The request: Retype all the records with nothing changed.
»»
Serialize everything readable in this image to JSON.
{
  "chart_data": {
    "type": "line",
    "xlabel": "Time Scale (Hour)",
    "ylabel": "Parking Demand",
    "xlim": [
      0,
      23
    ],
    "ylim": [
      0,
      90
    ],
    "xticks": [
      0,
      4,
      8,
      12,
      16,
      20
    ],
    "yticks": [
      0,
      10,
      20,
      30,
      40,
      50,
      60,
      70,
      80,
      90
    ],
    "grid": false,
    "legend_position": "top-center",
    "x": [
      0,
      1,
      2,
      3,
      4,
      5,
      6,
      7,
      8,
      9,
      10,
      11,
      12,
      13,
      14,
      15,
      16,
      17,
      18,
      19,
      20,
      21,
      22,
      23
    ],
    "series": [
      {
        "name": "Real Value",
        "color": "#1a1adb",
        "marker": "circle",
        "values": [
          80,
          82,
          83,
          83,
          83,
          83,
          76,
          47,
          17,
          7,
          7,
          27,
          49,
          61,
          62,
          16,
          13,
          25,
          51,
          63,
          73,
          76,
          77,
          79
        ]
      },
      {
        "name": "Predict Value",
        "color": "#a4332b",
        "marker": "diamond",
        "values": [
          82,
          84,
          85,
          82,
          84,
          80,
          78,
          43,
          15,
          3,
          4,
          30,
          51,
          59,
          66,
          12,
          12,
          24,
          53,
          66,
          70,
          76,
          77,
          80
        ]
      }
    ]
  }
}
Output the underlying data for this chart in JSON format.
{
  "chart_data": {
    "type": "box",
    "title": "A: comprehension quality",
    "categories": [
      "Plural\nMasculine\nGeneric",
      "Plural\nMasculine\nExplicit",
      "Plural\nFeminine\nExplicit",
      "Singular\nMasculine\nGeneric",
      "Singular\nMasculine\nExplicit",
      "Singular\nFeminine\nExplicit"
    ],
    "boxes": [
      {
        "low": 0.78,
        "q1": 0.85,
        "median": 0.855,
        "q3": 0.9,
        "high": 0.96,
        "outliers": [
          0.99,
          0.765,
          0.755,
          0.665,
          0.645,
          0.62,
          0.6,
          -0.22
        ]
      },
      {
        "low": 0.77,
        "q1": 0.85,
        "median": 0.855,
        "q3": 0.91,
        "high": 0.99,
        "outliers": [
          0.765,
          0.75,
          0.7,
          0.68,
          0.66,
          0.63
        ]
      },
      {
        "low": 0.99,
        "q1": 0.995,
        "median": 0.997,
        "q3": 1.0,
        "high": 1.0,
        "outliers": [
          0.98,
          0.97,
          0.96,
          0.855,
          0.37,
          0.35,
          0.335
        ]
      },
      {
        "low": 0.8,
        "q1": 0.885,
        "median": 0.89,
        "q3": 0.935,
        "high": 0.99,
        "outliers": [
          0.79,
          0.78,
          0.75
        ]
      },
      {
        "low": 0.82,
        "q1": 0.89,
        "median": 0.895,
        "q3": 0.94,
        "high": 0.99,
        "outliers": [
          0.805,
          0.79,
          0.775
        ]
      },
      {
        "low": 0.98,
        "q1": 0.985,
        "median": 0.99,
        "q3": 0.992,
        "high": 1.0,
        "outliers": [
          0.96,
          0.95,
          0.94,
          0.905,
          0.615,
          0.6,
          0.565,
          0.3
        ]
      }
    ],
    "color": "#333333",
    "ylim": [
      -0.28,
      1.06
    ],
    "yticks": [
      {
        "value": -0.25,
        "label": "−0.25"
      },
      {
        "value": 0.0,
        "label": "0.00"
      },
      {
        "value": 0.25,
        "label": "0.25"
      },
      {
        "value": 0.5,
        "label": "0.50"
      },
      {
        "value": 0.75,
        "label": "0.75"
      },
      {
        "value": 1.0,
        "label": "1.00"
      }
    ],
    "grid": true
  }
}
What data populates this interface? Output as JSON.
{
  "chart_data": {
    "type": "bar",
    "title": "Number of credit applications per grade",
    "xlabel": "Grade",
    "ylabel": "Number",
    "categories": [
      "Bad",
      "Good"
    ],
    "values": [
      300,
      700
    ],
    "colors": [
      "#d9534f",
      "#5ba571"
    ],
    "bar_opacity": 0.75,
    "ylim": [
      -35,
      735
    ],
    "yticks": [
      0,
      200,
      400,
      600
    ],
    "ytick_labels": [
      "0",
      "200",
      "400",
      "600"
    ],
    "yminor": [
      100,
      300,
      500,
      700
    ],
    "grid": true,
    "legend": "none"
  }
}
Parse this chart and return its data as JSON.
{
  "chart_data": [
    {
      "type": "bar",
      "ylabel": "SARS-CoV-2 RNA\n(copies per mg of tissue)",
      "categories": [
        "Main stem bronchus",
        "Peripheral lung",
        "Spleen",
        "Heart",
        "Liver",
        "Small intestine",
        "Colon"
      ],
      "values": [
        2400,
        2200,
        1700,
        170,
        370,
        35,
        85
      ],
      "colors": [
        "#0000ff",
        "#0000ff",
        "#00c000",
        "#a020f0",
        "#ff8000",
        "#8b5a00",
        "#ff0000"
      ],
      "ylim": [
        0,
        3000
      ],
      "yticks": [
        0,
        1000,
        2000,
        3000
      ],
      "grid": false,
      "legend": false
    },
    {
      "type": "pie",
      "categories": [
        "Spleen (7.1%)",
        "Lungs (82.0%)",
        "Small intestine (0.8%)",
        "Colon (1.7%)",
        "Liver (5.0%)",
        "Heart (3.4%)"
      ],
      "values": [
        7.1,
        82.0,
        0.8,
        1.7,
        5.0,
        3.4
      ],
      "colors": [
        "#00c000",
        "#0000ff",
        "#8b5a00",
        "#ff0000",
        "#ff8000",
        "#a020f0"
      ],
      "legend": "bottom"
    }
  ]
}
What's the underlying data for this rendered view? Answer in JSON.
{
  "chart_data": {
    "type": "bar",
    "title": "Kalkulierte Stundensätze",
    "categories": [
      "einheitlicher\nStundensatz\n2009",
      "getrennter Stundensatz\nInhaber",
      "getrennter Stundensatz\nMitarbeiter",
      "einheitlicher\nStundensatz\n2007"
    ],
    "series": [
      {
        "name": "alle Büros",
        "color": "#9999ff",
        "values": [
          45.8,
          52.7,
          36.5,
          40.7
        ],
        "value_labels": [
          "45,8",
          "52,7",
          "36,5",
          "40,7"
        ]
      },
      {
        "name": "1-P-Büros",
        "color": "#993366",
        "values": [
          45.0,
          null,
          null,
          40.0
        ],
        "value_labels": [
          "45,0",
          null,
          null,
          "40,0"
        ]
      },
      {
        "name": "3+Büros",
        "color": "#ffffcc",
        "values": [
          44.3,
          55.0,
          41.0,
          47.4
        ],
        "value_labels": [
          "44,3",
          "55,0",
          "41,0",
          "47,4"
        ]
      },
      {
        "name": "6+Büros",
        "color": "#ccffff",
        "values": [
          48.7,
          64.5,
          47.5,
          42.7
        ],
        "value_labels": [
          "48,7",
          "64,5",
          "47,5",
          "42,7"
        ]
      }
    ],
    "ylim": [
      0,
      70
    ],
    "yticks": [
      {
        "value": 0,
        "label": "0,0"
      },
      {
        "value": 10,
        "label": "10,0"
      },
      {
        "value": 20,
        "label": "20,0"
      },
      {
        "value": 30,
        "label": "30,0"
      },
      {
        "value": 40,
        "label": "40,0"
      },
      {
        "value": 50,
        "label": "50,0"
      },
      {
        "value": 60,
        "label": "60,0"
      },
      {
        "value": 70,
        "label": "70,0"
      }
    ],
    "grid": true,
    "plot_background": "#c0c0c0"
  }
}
««
Solution below:
Serialize everything readable in this image to JSON.
{
  "chart_data": {
    "type": "line",
    "xlabel": "Time Scale (Hour)",
    "ylabel": "Parking Demand",
    "xlim": [
      0,
      23
    ],
    "ylim": [
      0,
      90
    ],
    "xticks": [
      0,
      4,
      8,
      12,
      16,
      20
    ],
    "yticks": [
      0,
      10,
      20,
      30,
      40,
      50,
      60,
      70,
      80,
      90
    ],
    "grid": false,
    "legend_position": "top-center",
    "x": [
      0,
      1,
      2,
      3,
      4,
      5,
      6,
      7,
      8,
      9,
      10,
      11,
      12,
      13,
      14,
      15,
      16,
      17,
      18,
      19,
      20,
      21,
      22,
      23
    ],
    "series": [
      {
        "name": "Real Value",
        "color": "#1a1adb",
        "marker": "circle",
        "values": [
          80,
          82,
          83,
          83,
          83,
          83,
          76,
          47,
          17,
          7,
          7,
          27,
          49,
          61,
          62,
          16,
          13,
          25,
          51,
          63,
          73,
          76,
          77,
          79
        ]
      },
      {
        "name": "Predict Value",
        "color": "#a4332b",
        "marker": "diamond",
        "values": [
          82,
          84,
          85,
          82,
          84,
          80,
          78,
          43,
          15,
          3,
          4,
          30,
          51,
          59,
          66,
          12,
          12,
          24,
          53,
          66,
          70,
          76,
          77,
          80
        ]
      }
    ]
  }
}
Output the underlying data for this chart in JSON format.
{
  "chart_data": {
    "type": "box",
    "title": "A: comprehension quality",
    "categories": [
      "Plural\nMasculine\nGeneric",
      "Plural\nMasculine\nExplicit",
      "Plural\nFeminine\nExplicit",
      "Singular\nMasculine\nGeneric",
      "Singular\nMasculine\nExplicit",
      "Singular\nFeminine\nExplicit"
    ],
    "boxes": [
      {
        "low": 0.78,
        "q1": 0.85,
        "median": 0.855,
        "q3": 0.9,
        "high": 0.96,
        "outliers": [
          0.99,
          0.765,
          0.755,
          0.665,
          0.645,
          0.62,
          0.6,
          -0.22
        ]
      },
      {
        "low": 0.77,
        "q1": 0.85,
        "median": 0.855,
        "q3": 0.91,
        "high": 0.99,
        "outliers": [
          0.765,
          0.75,
          0.7,
          0.68,
          0.66,
          0.63
        ]
      },
      {
        "low": 0.99,
        "q1": 0.995,
        "median": 0.997,
        "q3": 1.0,
        "high": 1.0,
        "outliers": [
          0.98,
          0.97,
          0.96,
          0.855,
          0.37,
          0.35,
          0.335
        ]
      },
      {
        "low": 0.8,
        "q1": 0.885,
        "median": 0.89,
        "q3": 0.935,
        "high": 0.99,
        "outliers": [
          0.79,
          0.78,
          0.75
        ]
      },
      {
        "low": 0.82,
        "q1": 0.89,
        "median": 0.895,
        "q3": 0.94,
        "high": 0.99,
        "outliers": [
          0.805,
          0.79,
          0.775
        ]
      },
      {
        "low": 0.98,
        "q1": 0.985,
        "median": 0.99,
        "q3": 0.992,
        "high": 1.0,
        "outliers": [
          0.96,
          0.95,
          0.94,
          0.905,
          0.615,
          0.6,
          0.565,
          0.3
        ]
      }
    ],
    "color": "#333333",
    "ylim": [
      -0.28,
      1.06
    ],
    "yticks": [
      {
        "value": -0.25,
        "label": "−0.25"
      },
      {
        "value": 0.0,
        "label": "0.00"
      },
      {
        "value": 0.25,
        "label": "0.25"
      },
      {
        "value": 0.5,
        "label": "0.50"
      },
      {
        "value": 0.75,
        "label": "0.75"
      },
      {
        "value": 1.0,
        "label": "1.00"
      }
    ],
    "grid": true
  }
}
What data populates this interface? Output as JSON.
{
  "chart_data": {
    "type": "bar",
    "title": "Number of credit applications per grade",
    "xlabel": "Grade",
    "ylabel": "Number",
    "categories": [
      "Bad",
      "Good"
    ],
    "values": [
      300,
      700
    ],
    "colors": [
      "#d9534f",
      "#5ba571"
    ],
    "bar_opacity": 0.75,
    "ylim": [
      -35,
      735
    ],
    "yticks": [
      0,
      200,
      400,
      600
    ],
    "ytick_labels": [
      "0",
      "200",
      "400",
      "600"
    ],
    "yminor": [
      100,
      300,
      500,
      700
    ],
    "grid": true,
    "legend": "none"
  }
}
Parse this chart and return its data as JSON.
{
  "chart_data": [
    {
      "type": "bar",
      "ylabel": "SARS-CoV-2 RNA\n(copies per mg of tissue)",
      "categories": [
        "Main stem bronchus",
        "Peripheral lung",
        "Spleen",
        "Heart",
        "Liver",
        "Small intestine",
        "Colon"
      ],
      "values": [
        2400,
        2200,
        1700,
        170,
        370,
        35,
        85
      ],
      "colors": [
        "#0000ff",
        "#0000ff",
        "#00c000",
        "#a020f0",
        "#ff8000",
        "#8b5a00",
        "#ff0000"
      ],
      "ylim": [
        0,
        3000
      ],
      "yticks": [
        0,
        1000,
        2000,
        3000
      ],
      "grid": false,
      "legend": false
    },
    {
      "type": "pie",
      "categories": [
        "Spleen (7.1%)",
        "Lungs (82.0%)",
        "Small intestine (0.8%)",
        "Colon (1.7%)",
        "Liver (5.0%)",
        "Heart (3.4%)"
      ],
      "values": [
        7.1,
        82.0,
        0.8,
        1.7,
        5.0,
        3.4
      ],
      "colors": [
        "#00c000",
        "#0000ff",
        "#8b5a00",
        "#ff0000",
        "#ff8000",
        "#a020f0"
      ],
      "legend": "bottom"
    }
  ]
}
What's the underlying data for this rendered view? Answer in JSON.
{
  "chart_data": {
    "type": "bar",
    "title": "Kalkulierte Stundensätze",
    "categories": [
      "einheitlicher\nStundensatz\n2009",
      "getrennter Stundensatz\nInhaber",
      "getrennter Stundensatz\nMitarbeiter",
      "einheitlicher\nStundensatz\n2007"
    ],
    "series": [
      {
        "name": "alle Büros",
        "color": "#9999ff",
        "values": [
          45.8,
          52.7,
          36.5,
          40.7
        ],
        "value_labels": [
          "45,8",
          "52,7",
          "36,5",
          "40,7"
        ]
      },
      {
        "name": "1-P-Büros",
        "color": "#993366",
        "values": [
          45.0,
          null,
          null,
          40.0
        ],
        "value_labels": [
          "45,0",
          null,
          null,
          "40,0"
        ]
      },
      {
        "name": "3+Büros",
        "color": "#ffffcc",
        "values": [
          44.3,
          55.0,
          41.0,
          47.4
        ],
        "value_labels": [
          "44,3",
          "55,0",
          "41,0",
          "47,4"
        ]
      },
      {
        "name": "6+Büros",
        "color": "#ccffff",
        "values": [
          48.7,
          64.5,
          47.5,
          42.7
        ],
        "value_labels": [
          "48,7",
          "64,5",
          "47,5",
          "42,7"
        ]
      }
    ],
    "ylim": [
      0,
      70
    ],
    "yticks": [
      {
        "value": 0,
        "label": "0,0"
      },
      {
        "value": 10,
        "label": "10,0"
      },
      {
        "value": 20,
        "label": "20,0"
      },
      {
        "value": 30,
        "label": "30,0"
      },
      {
        "value": 40,
        "label": "40,0"
      },
      {
        "value": 50,
        "label": "50,0"
      },
      {
        "value": 60,
        "label": "60,0"
      },
      {
        "value": 70,
        "label": "70,0"
      }
    ],
    "grid": true,
    "plot_background": "#c0c0c0"
  }
}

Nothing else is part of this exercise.